Transcribe each record below word for word.
┌─ Task data
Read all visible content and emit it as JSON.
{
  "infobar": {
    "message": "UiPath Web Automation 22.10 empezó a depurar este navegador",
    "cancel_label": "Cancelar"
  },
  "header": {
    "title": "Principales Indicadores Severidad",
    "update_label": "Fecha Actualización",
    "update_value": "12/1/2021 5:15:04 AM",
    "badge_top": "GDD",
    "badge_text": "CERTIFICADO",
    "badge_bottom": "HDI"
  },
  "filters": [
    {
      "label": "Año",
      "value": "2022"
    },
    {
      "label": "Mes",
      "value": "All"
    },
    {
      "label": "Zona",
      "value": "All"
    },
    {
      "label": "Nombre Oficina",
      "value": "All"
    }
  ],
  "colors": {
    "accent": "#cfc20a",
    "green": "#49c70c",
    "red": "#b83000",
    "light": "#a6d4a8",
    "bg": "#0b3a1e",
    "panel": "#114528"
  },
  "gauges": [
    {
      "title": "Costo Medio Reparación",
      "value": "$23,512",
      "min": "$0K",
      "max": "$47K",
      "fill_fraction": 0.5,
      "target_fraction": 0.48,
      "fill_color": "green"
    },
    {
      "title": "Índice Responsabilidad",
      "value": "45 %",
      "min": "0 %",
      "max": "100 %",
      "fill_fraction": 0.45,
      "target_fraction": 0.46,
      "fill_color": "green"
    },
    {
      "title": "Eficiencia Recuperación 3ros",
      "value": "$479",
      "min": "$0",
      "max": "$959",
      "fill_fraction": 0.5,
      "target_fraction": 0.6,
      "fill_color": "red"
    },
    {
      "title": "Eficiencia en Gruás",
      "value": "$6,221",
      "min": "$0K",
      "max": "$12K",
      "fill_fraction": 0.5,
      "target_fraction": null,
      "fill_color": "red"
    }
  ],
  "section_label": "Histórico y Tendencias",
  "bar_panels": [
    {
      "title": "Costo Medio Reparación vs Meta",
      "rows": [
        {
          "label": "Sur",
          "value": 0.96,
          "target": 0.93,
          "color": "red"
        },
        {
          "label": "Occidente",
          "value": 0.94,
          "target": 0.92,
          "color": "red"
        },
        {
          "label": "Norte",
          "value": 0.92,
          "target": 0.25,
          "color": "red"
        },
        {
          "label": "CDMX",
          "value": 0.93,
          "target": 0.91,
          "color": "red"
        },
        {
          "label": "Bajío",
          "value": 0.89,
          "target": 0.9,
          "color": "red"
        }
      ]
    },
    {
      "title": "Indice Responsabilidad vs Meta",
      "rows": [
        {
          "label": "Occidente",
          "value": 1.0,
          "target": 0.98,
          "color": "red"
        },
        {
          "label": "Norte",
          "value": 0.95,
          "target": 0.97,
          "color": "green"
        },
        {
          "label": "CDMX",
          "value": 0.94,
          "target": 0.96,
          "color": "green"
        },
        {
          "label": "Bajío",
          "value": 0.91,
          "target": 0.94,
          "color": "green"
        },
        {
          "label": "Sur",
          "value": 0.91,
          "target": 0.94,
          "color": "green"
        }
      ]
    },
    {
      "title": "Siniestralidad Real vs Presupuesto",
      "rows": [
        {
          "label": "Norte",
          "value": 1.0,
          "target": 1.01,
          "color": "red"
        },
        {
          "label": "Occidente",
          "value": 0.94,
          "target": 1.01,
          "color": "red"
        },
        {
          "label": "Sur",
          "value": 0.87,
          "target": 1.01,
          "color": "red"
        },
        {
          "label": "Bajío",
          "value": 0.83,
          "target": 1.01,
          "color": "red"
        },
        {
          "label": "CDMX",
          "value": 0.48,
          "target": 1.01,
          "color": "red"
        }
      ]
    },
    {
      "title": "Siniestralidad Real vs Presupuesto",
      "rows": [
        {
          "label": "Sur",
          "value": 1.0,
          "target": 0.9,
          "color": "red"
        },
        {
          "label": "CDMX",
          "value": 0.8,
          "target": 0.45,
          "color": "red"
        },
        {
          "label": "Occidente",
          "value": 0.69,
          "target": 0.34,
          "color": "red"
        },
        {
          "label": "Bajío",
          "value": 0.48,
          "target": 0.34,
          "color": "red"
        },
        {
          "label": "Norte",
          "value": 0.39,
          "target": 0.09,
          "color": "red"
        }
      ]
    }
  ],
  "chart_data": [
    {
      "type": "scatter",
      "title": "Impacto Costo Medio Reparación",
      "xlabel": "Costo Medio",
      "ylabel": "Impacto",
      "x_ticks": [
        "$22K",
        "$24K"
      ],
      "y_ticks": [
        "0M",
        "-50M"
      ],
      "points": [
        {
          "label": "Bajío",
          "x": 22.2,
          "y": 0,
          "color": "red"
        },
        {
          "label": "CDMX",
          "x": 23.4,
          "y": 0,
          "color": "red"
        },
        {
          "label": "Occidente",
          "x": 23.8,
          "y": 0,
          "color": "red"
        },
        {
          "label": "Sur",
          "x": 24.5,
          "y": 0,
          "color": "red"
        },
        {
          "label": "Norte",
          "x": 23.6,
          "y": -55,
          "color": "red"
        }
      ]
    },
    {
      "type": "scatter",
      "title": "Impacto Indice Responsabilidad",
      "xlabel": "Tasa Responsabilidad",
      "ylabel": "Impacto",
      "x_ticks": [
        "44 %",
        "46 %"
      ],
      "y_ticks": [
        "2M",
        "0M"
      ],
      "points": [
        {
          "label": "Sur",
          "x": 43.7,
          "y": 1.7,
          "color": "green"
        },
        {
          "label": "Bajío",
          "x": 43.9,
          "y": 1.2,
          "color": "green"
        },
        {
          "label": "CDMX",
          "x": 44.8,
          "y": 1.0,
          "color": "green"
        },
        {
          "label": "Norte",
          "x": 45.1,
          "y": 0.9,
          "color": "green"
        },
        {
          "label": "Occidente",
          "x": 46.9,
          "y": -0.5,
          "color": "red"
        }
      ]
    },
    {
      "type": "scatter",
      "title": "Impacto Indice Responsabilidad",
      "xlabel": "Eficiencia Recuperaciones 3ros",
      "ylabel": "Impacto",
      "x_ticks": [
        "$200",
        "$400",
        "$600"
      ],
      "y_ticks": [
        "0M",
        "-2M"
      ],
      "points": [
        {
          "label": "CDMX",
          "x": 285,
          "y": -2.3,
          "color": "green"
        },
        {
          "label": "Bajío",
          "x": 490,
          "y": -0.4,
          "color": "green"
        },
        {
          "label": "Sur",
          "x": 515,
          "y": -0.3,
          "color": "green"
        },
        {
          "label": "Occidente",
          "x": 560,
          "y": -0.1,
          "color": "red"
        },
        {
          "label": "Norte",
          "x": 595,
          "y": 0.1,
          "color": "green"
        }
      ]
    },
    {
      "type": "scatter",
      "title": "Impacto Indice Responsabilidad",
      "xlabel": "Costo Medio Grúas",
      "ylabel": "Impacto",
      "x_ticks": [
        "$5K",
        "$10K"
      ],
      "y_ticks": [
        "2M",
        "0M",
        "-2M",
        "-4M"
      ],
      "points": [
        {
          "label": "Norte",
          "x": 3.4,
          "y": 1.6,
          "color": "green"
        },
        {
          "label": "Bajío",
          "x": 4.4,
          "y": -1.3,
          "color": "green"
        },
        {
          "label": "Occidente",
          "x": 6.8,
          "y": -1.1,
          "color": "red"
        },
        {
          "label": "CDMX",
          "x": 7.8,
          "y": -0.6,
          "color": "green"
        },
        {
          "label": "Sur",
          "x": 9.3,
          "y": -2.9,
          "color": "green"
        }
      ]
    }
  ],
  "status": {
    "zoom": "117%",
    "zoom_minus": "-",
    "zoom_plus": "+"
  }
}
└─
■ Full output
Read all visible content and emit it as JSON.
{
  "infobar": {
    "message": "UiPath Web Automation 22.10 empezó a depurar este navegador",
    "cancel_label": "Cancelar"
  },
  "header": {
    "title": "Principales Indicadores Severidad",
    "update_label": "Fecha Actualización",
    "update_value": "12/1/2021 5:15:04 AM",
    "badge_top": "GDD",
    "badge_text": "CERTIFICADO",
    "badge_bottom": "HDI"
  },
  "filters": [
    {
      "label": "Año",
      "value": "2022"
    },
    {
      "label": "Mes",
      "value": "All"
    },
    {
      "label": "Zona",
      "value": "All"
    },
    {
      "label": "Nombre Oficina",
      "value": "All"
    }
  ],
  "colors": {
    "accent": "#cfc20a",
    "green": "#49c70c",
    "red": "#b83000",
    "light": "#a6d4a8",
    "bg": "#0b3a1e",
    "panel": "#114528"
  },
  "gauges": [
    {
      "title": "Costo Medio Reparación",
      "value": "$23,512",
      "min": "$0K",
      "max": "$47K",
      "fill_fraction": 0.5,
      "target_fraction": 0.48,
      "fill_color": "green"
    },
    {
      "title": "Índice Responsabilidad",
      "value": "45 %",
      "min": "0 %",
      "max": "100 %",
      "fill_fraction": 0.45,
      "target_fraction": 0.46,
      "fill_color": "green"
    },
    {
      "title": "Eficiencia Recuperación 3ros",
      "value": "$479",
      "min": "$0",
      "max": "$959",
      "fill_fraction": 0.5,
      "target_fraction": 0.6,
      "fill_color": "red"
    },
    {
      "title": "Eficiencia en Gruás",
      "value": "$6,221",
      "min": "$0K",
      "max": "$12K",
      "fill_fraction": 0.5,
      "target_fraction": null,
      "fill_color": "red"
    }
  ],
  "section_label": "Histórico y Tendencias",
  "bar_panels": [
    {
      "title": "Costo Medio Reparación vs Meta",
      "rows": [
        {
          "label": "Sur",
          "value": 0.96,
          "target": 0.93,
          "color": "red"
        },
        {
          "label": "Occidente",
          "value": 0.94,
          "target": 0.92,
          "color": "red"
        },
        {
          "label": "Norte",
          "value": 0.92,
          "target": 0.25,
          "color": "red"
        },
        {
          "label": "CDMX",
          "value": 0.93,
          "target": 0.91,
          "color": "red"
        },
        {
          "label": "Bajío",
          "value": 0.89,
          "target": 0.9,
          "color": "red"
        }
      ]
    },
    {
      "title": "Indice Responsabilidad vs Meta",
      "rows": [
        {
          "label": "Occidente",
          "value": 1.0,
          "target": 0.98,
          "color": "red"
        },
        {
          "label": "Norte",
          "value": 0.95,
          "target": 0.97,
          "color": "green"
        },
        {
          "label": "CDMX",
          "value": 0.94,
          "target": 0.96,
          "color": "green"
        },
        {
          "label": "Bajío",
          "value": 0.91,
          "target": 0.94,
          "color": "green"
        },
        {
          "label": "Sur",
          "value": 0.91,
          "target": 0.94,
          "color": "green"
        }
      ]
    },
    {
      "title": "Siniestralidad Real vs Presupuesto",
      "rows": [
        {
          "label": "Norte",
          "value": 1.0,
          "target": 1.01,
          "color": "red"
        },
        {
          "label": "Occidente",
          "value": 0.94,
          "target": 1.01,
          "color": "red"
        },
        {
          "label": "Sur",
          "value": 0.87,
          "target": 1.01,
          "color": "red"
        },
        {
          "label": "Bajío",
          "value": 0.83,
          "target": 1.01,
          "color": "red"
        },
        {
          "label": "CDMX",
          "value": 0.48,
          "target": 1.01,
          "color": "red"
        }
      ]
    },
    {
      "title": "Siniestralidad Real vs Presupuesto",
      "rows": [
        {
          "label": "Sur",
          "value": 1.0,
          "target": 0.9,
          "color": "red"
        },
        {
          "label": "CDMX",
          "value": 0.8,
          "target": 0.45,
          "color": "red"
        },
        {
          "label": "Occidente",
          "value": 0.69,
          "target": 0.34,
          "color": "red"
        },
        {
          "label": "Bajío",
          "value": 0.48,
          "target": 0.34,
          "color": "red"
        },
        {
          "label": "Norte",
          "value": 0.39,
          "target": 0.09,
          "color": "red"
        }
      ]
    }
  ],
  "chart_data": [
    {
      "type": "scatter",
      "title": "Impacto Costo Medio Reparación",
      "xlabel": "Costo Medio",
      "ylabel": "Impacto",
      "x_ticks": [
        "$22K",
        "$24K"
      ],
      "y_ticks": [
        "0M",
        "-50M"
      ],
      "points": [
        {
          "label": "Bajío",
          "x": 22.2,
          "y": 0,
          "color": "red"
        },
        {
          "label": "CDMX",
          "x": 23.4,
          "y": 0,
          "color": "red"
        },
        {
          "label": "Occidente",
          "x": 23.8,
          "y": 0,
          "color": "red"
        },
        {
          "label": "Sur",
          "x": 24.5,
          "y": 0,
          "color": "red"
        },
        {
          "label": "Norte",
          "x": 23.6,
          "y": -55,
          "color": "red"
        }
      ]
    },
    {
      "type": "scatter",
      "title": "Impacto Indice Responsabilidad",
      "xlabel": "Tasa Responsabilidad",
      "ylabel": "Impacto",
      "x_ticks": [
        "44 %",
        "46 %"
      ],
      "y_ticks": [
        "2M",
        "0M"
      ],
      "points": [
        {
          "label": "Sur",
          "x": 43.7,
          "y": 1.7,
          "color": "green"
        },
        {
          "label": "Bajío",
          "x": 43.9,
          "y": 1.2,
          "color": "green"
        },
        {
          "label": "CDMX",
          "x": 44.8,
          "y": 1.0,
          "color": "green"
        },
        {
          "label": "Norte",
          "x": 45.1,
          "y": 0.9,
          "color": "green"
        },
        {
          "label": "Occidente",
          "x": 46.9,
          "y": -0.5,
          "color": "red"
        }
      ]
    },
    {
      "type": "scatter",
      "title": "Impacto Indice Responsabilidad",
      "xlabel": "Eficiencia Recuperaciones 3ros",
      "ylabel": "Impacto",
      "x_ticks": [
        "$200",
        "$400",
        "$600"
      ],
      "y_ticks": [
        "0M",
        "-2M"
      ],
      "points": [
        {
          "label": "CDMX",
          "x": 285,
          "y": -2.3,
          "color": "green"
        },
        {
          "label": "Bajío",
          "x": 490,
          "y": -0.4,
          "color": "green"
        },
        {
          "label": "Sur",
          "x": 515,
          "y": -0.3,
          "color": "green"
        },
        {
          "label": "Occidente",
          "x": 560,
          "y": -0.1,
          "color": "red"
        },
        {
          "label": "Norte",
          "x": 595,
          "y": 0.1,
          "color": "green"
        }
      ]
    },
    {
      "type": "scatter",
      "title": "Impacto Indice Responsabilidad",
      "xlabel": "Costo Medio Grúas",
      "ylabel": "Impacto",
      "x_ticks": [
        "$5K",
        "$10K"
      ],
      "y_ticks": [
        "2M",
        "0M",
        "-2M",
        "-4M"
      ],
      "points": [
        {
          "label": "Norte",
          "x": 3.4,
          "y": 1.6,
          "color": "green"
        },
        {
          "label": "Bajío",
          "x": 4.4,
          "y": -1.3,
          "color": "green"
        },
        {
          "label": "Occidente",
          "x": 6.8,
          "y": -1.1,
          "color": "red"
        },
        {
          "label": "CDMX",
          "x": 7.8,
          "y": -0.6,
          "color": "green"
        },
        {
          "label": "Sur",
          "x": 9.3,
          "y": -2.9,
          "color": "green"
        }
      ]
    }
  ],
  "status": {
    "zoom": "117%",
    "zoom_minus": "-",
    "zoom_plus": "+"
  }
}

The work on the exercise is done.